• _Exercise directions_: Return all lines below containing the word "close".

*** Records to process

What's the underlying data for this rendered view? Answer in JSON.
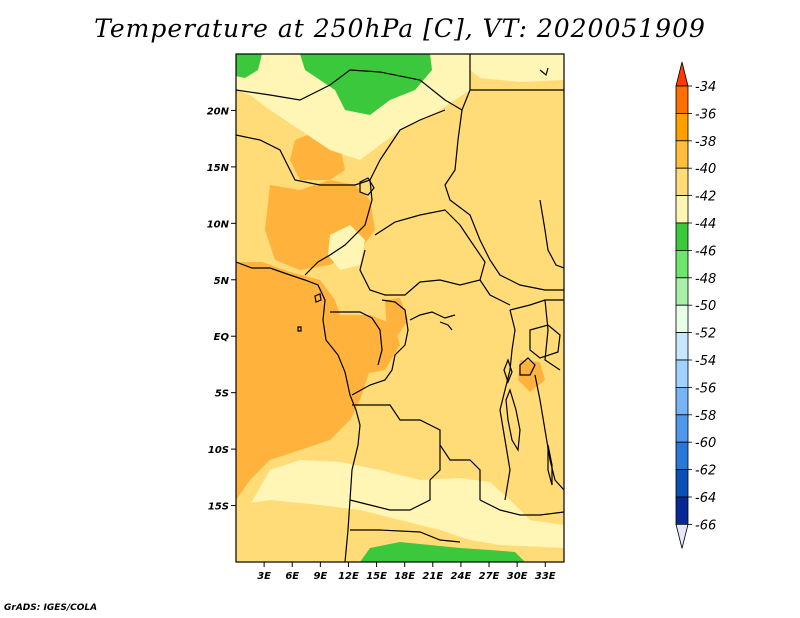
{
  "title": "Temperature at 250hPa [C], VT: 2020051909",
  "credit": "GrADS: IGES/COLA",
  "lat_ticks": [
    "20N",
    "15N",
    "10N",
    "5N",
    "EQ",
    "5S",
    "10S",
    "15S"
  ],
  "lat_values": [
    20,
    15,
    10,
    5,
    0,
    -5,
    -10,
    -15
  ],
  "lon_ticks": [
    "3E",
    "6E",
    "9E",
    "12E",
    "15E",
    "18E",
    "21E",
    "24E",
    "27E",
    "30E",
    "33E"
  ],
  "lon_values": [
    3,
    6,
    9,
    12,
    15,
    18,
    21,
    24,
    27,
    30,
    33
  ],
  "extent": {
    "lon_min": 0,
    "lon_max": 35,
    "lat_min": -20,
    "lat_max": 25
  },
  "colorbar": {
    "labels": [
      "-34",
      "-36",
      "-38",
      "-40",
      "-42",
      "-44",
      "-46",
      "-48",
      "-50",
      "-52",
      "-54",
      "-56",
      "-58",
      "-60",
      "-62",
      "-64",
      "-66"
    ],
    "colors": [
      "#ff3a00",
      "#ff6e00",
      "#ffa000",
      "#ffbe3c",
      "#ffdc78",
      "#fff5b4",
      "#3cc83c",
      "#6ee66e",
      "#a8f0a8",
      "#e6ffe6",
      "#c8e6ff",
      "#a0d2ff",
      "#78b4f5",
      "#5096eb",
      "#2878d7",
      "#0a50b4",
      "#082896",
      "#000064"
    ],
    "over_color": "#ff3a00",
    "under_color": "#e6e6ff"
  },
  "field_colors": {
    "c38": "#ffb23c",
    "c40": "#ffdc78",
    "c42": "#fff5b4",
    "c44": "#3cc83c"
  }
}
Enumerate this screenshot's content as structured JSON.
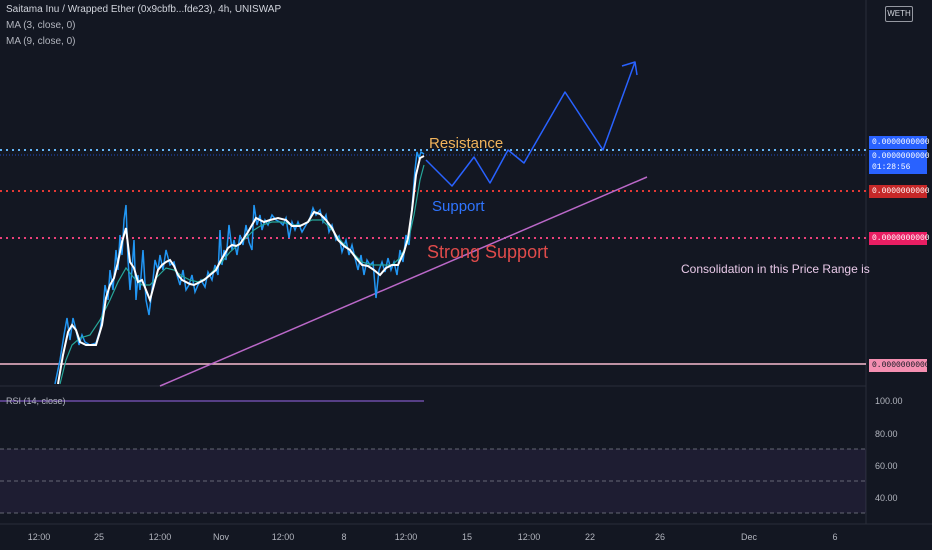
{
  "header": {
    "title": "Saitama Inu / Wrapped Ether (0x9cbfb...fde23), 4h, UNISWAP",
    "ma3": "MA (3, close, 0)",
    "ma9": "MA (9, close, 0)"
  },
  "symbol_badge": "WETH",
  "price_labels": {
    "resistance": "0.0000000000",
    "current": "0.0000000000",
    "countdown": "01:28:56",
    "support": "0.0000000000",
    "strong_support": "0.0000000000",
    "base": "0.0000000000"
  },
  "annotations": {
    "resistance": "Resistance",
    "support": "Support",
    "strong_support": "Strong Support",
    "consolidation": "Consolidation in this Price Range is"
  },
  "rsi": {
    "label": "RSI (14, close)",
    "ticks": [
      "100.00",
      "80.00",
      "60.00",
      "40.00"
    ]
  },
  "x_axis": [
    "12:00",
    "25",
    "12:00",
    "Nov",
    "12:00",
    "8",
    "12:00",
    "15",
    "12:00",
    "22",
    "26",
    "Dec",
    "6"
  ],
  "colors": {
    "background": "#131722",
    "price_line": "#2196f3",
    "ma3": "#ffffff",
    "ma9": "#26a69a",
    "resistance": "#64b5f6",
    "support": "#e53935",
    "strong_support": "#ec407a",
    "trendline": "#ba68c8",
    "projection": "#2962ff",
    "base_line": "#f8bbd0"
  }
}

******

• _Response for this exercise_:
    "ma3": "MA (3, close, 0)",
    "ma9": "MA (9, close, 0)"
    "label": "RSI (14, close)",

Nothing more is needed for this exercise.